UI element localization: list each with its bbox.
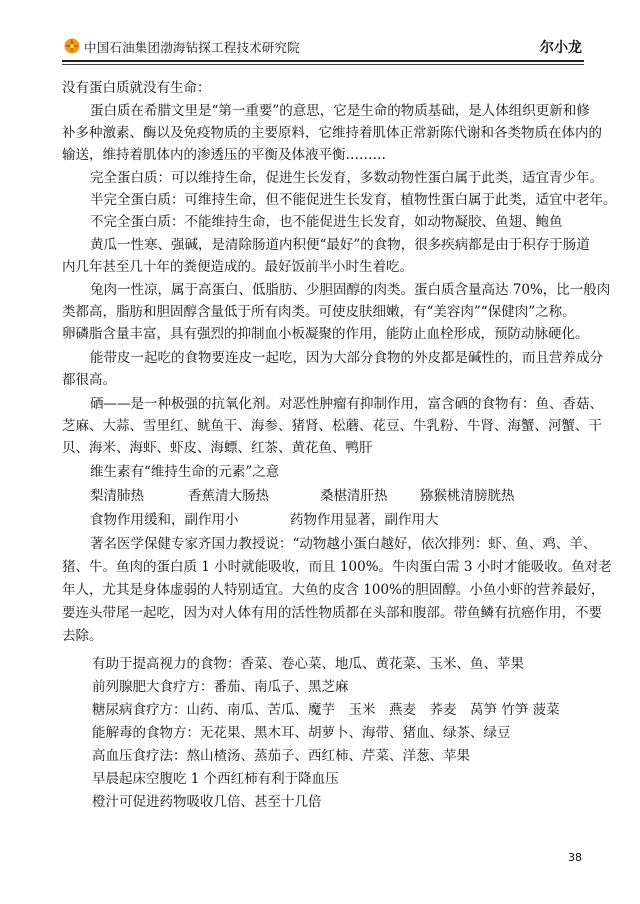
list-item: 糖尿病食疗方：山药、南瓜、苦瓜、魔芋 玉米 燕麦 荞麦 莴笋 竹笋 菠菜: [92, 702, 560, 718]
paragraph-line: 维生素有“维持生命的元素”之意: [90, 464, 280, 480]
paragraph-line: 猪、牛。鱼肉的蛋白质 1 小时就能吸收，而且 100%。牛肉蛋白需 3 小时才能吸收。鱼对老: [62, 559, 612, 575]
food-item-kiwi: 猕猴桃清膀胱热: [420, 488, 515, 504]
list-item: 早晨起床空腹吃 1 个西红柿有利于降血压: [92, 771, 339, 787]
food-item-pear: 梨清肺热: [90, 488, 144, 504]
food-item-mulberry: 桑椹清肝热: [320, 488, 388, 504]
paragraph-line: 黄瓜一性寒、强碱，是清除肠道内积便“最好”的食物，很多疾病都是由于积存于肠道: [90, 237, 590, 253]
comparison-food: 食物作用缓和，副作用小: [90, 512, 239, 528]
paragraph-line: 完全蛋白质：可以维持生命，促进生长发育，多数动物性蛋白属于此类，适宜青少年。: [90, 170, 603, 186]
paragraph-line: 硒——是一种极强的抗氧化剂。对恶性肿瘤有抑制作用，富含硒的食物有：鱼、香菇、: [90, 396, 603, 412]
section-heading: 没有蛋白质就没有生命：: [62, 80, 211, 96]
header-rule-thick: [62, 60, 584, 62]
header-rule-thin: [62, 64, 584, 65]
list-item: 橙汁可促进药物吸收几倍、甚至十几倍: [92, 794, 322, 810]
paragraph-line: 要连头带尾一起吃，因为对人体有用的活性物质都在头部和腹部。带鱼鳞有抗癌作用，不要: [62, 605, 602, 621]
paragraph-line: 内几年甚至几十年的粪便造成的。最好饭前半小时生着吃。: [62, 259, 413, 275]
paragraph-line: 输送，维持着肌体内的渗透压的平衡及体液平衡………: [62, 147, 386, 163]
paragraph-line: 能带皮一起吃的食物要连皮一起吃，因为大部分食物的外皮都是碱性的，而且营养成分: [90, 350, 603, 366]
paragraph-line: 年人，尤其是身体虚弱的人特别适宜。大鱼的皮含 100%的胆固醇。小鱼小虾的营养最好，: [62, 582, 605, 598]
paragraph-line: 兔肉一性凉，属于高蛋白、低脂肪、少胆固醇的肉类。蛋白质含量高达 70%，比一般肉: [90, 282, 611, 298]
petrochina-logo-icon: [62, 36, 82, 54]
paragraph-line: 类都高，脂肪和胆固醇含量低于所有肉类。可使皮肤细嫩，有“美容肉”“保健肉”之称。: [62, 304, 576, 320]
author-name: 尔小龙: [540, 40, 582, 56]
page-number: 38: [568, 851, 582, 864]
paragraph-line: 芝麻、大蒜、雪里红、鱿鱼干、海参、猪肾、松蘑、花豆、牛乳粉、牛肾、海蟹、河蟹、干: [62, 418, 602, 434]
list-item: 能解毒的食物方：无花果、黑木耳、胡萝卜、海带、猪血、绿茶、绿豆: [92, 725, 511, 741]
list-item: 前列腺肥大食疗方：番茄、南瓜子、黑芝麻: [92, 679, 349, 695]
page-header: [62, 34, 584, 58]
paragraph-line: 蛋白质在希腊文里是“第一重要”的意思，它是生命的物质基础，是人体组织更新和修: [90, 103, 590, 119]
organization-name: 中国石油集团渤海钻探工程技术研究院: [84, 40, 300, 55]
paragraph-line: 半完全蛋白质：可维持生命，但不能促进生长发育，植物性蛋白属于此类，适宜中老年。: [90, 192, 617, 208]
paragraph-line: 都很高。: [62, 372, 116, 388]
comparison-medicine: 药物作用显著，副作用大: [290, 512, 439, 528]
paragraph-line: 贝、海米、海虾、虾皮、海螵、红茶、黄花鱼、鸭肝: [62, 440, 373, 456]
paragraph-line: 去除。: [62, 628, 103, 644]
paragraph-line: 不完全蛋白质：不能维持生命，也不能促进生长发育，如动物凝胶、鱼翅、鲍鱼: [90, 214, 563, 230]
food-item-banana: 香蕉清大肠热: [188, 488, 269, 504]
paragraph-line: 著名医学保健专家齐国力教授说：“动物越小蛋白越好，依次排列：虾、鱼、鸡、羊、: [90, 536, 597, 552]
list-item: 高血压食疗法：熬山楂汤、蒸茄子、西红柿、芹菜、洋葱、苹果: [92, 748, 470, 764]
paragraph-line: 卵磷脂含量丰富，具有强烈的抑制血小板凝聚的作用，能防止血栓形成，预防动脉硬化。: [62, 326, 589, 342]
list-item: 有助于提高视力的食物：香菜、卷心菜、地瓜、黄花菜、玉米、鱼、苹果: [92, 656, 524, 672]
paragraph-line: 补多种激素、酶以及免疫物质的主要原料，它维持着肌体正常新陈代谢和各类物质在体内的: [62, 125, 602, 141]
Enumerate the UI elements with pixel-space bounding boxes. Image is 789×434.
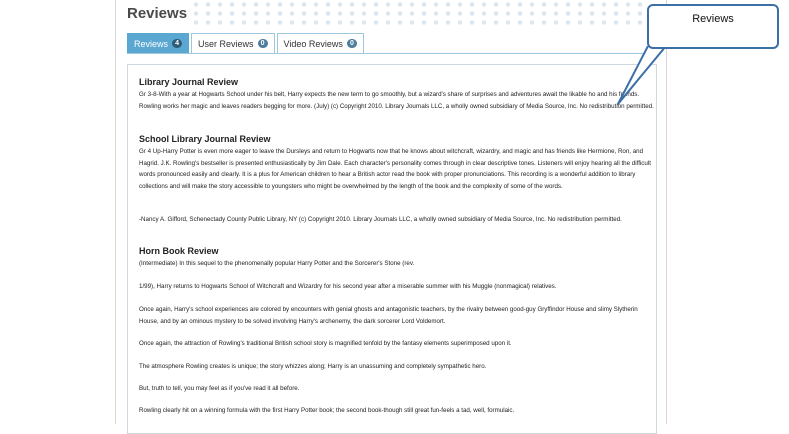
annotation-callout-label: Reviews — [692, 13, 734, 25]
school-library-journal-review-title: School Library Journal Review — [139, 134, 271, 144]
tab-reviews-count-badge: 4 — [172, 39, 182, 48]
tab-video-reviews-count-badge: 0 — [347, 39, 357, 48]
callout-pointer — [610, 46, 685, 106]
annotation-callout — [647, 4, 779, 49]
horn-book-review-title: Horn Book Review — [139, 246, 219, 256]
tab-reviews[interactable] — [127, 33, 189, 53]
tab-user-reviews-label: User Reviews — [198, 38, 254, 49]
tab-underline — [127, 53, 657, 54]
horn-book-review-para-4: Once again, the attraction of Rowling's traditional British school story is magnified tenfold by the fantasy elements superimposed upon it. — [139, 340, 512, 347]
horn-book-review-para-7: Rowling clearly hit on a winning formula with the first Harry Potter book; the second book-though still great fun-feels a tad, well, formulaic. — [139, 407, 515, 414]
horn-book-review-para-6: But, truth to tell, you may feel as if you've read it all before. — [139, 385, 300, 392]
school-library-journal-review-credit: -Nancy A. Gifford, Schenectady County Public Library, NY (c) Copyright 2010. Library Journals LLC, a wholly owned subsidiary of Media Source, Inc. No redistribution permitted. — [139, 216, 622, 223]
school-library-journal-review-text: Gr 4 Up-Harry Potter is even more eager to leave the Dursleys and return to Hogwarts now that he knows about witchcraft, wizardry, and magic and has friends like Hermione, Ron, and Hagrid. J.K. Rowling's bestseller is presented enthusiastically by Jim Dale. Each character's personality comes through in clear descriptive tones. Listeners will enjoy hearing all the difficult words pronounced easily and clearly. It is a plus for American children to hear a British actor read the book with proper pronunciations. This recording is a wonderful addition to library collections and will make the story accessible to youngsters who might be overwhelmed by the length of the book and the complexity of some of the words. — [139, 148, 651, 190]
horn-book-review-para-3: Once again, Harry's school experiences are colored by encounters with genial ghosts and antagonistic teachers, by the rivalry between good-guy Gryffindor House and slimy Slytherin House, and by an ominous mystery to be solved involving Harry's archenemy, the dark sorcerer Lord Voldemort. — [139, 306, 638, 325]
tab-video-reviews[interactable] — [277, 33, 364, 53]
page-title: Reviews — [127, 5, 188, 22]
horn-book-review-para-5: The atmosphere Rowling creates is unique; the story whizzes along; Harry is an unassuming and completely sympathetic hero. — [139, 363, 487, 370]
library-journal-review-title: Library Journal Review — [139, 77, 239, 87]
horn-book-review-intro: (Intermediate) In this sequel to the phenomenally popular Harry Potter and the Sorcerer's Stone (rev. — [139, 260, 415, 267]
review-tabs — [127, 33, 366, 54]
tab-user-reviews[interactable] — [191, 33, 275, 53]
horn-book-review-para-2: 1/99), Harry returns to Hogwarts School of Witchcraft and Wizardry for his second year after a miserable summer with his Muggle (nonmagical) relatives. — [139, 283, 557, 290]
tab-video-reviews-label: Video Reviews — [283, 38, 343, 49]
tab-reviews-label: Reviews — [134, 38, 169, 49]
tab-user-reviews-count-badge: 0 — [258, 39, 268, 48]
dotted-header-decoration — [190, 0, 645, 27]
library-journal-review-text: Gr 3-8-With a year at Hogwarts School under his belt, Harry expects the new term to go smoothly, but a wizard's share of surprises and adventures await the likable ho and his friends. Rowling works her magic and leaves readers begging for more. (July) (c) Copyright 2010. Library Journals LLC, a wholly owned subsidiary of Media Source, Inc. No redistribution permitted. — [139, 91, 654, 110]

== == ==

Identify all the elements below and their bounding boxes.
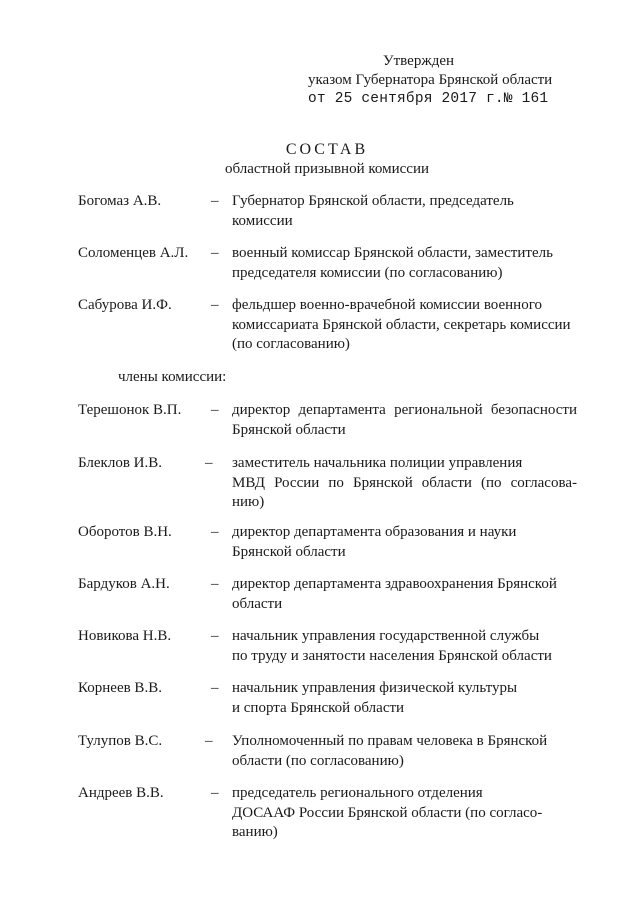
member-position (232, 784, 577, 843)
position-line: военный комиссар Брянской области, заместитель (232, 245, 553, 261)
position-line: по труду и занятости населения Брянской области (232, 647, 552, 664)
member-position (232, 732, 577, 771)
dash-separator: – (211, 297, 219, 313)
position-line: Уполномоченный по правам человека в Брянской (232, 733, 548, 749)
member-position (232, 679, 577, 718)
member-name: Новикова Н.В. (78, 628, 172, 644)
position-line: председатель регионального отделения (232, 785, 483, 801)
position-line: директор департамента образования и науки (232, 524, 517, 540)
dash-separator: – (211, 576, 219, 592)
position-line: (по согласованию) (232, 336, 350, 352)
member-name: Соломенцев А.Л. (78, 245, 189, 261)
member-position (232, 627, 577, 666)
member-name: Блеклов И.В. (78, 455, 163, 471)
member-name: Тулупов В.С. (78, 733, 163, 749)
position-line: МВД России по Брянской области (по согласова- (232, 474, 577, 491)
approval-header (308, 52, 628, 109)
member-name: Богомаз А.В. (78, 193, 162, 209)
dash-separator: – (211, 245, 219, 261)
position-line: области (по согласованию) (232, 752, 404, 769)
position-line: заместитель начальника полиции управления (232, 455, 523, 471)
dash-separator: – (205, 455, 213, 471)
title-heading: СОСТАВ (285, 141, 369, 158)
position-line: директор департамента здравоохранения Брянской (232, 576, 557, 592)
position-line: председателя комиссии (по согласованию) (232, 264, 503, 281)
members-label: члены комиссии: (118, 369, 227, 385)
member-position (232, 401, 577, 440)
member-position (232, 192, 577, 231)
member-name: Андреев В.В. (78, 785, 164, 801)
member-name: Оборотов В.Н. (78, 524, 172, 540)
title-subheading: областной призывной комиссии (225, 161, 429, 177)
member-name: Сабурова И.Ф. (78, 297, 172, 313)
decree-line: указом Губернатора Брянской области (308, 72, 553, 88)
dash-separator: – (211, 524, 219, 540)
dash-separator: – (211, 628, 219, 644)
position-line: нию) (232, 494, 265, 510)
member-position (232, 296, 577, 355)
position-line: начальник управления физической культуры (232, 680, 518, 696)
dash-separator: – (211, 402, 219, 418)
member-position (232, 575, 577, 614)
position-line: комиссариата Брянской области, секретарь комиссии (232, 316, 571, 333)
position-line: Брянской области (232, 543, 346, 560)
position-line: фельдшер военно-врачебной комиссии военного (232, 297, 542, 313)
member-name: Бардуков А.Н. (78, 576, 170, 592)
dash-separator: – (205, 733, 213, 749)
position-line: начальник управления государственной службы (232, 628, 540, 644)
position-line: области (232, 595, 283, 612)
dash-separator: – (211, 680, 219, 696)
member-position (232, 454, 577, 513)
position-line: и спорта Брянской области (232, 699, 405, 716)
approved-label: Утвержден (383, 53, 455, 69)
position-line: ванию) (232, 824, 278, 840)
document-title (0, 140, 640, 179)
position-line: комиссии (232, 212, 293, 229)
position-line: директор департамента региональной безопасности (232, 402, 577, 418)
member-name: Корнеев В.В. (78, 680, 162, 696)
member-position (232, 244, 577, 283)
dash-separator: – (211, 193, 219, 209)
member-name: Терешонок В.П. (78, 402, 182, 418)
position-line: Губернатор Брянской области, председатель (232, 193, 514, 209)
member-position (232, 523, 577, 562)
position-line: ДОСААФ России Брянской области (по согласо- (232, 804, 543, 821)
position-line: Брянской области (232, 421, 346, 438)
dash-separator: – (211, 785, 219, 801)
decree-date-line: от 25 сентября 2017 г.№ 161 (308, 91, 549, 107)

== == ==

■ **Written instruction**:
Please copy out the lines exactly, beginning at the line that contains "list-item: 糖尿病食疗方：山药、南瓜、苦瓜、魔芋 玉米" and stopping after the line that contains "food-item-mulberry: 桑椹清肝热: [320, 488, 388, 504]".

■ **Reply**:
list-item: 糖尿病食疗方：山药、南瓜、苦瓜、魔芋 玉米 燕麦 荞麦 莴笋 竹笋 菠菜: [92, 702, 560, 718]
paragraph-line: 维生素有“维持生命的元素”之意: [90, 464, 280, 480]
paragraph-line: 猪、牛。鱼肉的蛋白质 1 小时就能吸收，而且 100%。牛肉蛋白需 3 小时才能吸收。鱼对老: [62, 559, 612, 575]
food-item-kiwi: 猕猴桃清膀胱热: [420, 488, 515, 504]
list-item: 早晨起床空腹吃 1 个西红柿有利于降血压: [92, 771, 339, 787]
food-item-pear: 梨清肺热: [90, 488, 144, 504]
food-item-mulberry: 桑椹清肝热: [320, 488, 388, 504]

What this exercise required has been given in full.